# THE PROBLEM:
Transcribe every line of the records verbatim.

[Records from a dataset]
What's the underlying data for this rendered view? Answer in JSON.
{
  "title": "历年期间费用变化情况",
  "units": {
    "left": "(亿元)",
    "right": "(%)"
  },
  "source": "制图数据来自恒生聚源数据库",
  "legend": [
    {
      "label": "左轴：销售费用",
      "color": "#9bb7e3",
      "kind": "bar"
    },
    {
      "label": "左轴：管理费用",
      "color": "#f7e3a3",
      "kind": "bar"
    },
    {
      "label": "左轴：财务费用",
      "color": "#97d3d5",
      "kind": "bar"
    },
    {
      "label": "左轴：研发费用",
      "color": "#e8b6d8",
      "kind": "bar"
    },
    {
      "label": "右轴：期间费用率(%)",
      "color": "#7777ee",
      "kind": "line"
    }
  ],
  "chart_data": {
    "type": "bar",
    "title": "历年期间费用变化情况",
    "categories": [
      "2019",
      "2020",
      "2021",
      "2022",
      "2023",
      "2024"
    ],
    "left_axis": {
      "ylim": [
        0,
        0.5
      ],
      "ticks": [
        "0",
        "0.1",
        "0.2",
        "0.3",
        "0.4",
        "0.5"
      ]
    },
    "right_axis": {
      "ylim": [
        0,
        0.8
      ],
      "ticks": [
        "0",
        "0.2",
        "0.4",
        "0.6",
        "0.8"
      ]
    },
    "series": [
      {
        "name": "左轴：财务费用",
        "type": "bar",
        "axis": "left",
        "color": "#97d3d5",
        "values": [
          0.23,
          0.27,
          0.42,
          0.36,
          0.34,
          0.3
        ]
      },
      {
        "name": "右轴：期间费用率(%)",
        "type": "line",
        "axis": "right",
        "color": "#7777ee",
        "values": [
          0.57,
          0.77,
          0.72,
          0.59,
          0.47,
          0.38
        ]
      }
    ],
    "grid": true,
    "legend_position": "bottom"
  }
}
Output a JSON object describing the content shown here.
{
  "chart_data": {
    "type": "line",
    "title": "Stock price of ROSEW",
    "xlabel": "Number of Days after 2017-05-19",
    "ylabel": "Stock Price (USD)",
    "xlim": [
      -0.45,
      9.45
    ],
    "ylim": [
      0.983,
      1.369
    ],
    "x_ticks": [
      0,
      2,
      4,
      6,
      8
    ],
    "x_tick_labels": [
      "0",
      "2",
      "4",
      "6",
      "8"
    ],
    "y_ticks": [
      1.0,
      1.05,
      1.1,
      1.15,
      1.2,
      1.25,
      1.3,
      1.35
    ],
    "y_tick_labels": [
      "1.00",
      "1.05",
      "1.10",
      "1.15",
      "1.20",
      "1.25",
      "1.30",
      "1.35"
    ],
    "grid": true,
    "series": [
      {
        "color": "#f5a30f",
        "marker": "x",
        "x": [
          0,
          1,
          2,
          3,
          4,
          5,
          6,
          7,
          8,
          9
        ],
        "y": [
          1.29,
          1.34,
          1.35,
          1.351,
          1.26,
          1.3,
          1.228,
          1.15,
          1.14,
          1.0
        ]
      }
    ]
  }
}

# EXPECTED ANSWER:
What's the underlying data for this rendered view? Answer in JSON.
{
  "title": "历年期间费用变化情况",
  "units": {
    "left": "(亿元)",
    "right": "(%)"
  },
  "source": "制图数据来自恒生聚源数据库",
  "legend": [
    {
      "label": "左轴：销售费用",
      "color": "#9bb7e3",
      "kind": "bar"
    },
    {
      "label": "左轴：管理费用",
      "color": "#f7e3a3",
      "kind": "bar"
    },
    {
      "label": "左轴：财务费用",
      "color": "#97d3d5",
      "kind": "bar"
    },
    {
      "label": "左轴：研发费用",
      "color": "#e8b6d8",
      "kind": "bar"
    },
    {
      "label": "右轴：期间费用率(%)",
      "color": "#7777ee",
      "kind": "line"
    }
  ],
  "chart_data": {
    "type": "bar",
    "title": "历年期间费用变化情况",
    "categories": [
      "2019",
      "2020",
      "2021",
      "2022",
      "2023",
      "2024"
    ],
    "left_axis": {
      "ylim": [
        0,
        0.5
      ],
      "ticks": [
        "0",
        "0.1",
        "0.2",
        "0.3",
        "0.4",
        "0.5"
      ]
    },
    "right_axis": {
      "ylim": [
        0,
        0.8
      ],
      "ticks": [
        "0",
        "0.2",
        "0.4",
        "0.6",
        "0.8"
      ]
    },
    "series": [
      {
        "name": "左轴：财务费用",
        "type": "bar",
        "axis": "left",
        "color": "#97d3d5",
        "values": [
          0.23,
          0.27,
          0.42,
          0.36,
          0.34,
          0.3
        ]
      },
      {
        "name": "右轴：期间费用率(%)",
        "type": "line",
        "axis": "right",
        "color": "#7777ee",
        "values": [
          0.57,
          0.77,
          0.72,
          0.59,
          0.47,
          0.38
        ]
      }
    ],
    "grid": true,
    "legend_position": "bottom"
  }
}
Output a JSON object describing the content shown here.
{
  "chart_data": {
    "type": "line",
    "title": "Stock price of ROSEW",
    "xlabel": "Number of Days after 2017-05-19",
    "ylabel": "Stock Price (USD)",
    "xlim": [
      -0.45,
      9.45
    ],
    "ylim": [
      0.983,
      1.369
    ],
    "x_ticks": [
      0,
      2,
      4,
      6,
      8
    ],
    "x_tick_labels": [
      "0",
      "2",
      "4",
      "6",
      "8"
    ],
    "y_ticks": [
      1.0,
      1.05,
      1.1,
      1.15,
      1.2,
      1.25,
      1.3,
      1.35
    ],
    "y_tick_labels": [
      "1.00",
      "1.05",
      "1.10",
      "1.15",
      "1.20",
      "1.25",
      "1.30",
      "1.35"
    ],
    "grid": true,
    "series": [
      {
        "color": "#f5a30f",
        "marker": "x",
        "x": [
          0,
          1,
          2,
          3,
          4,
          5,
          6,
          7,
          8,
          9
        ],
        "y": [
          1.29,
          1.34,
          1.35,
          1.351,
          1.26,
          1.3,
          1.228,
          1.15,
          1.14,
          1.0
        ]
      }
    ]
  }
}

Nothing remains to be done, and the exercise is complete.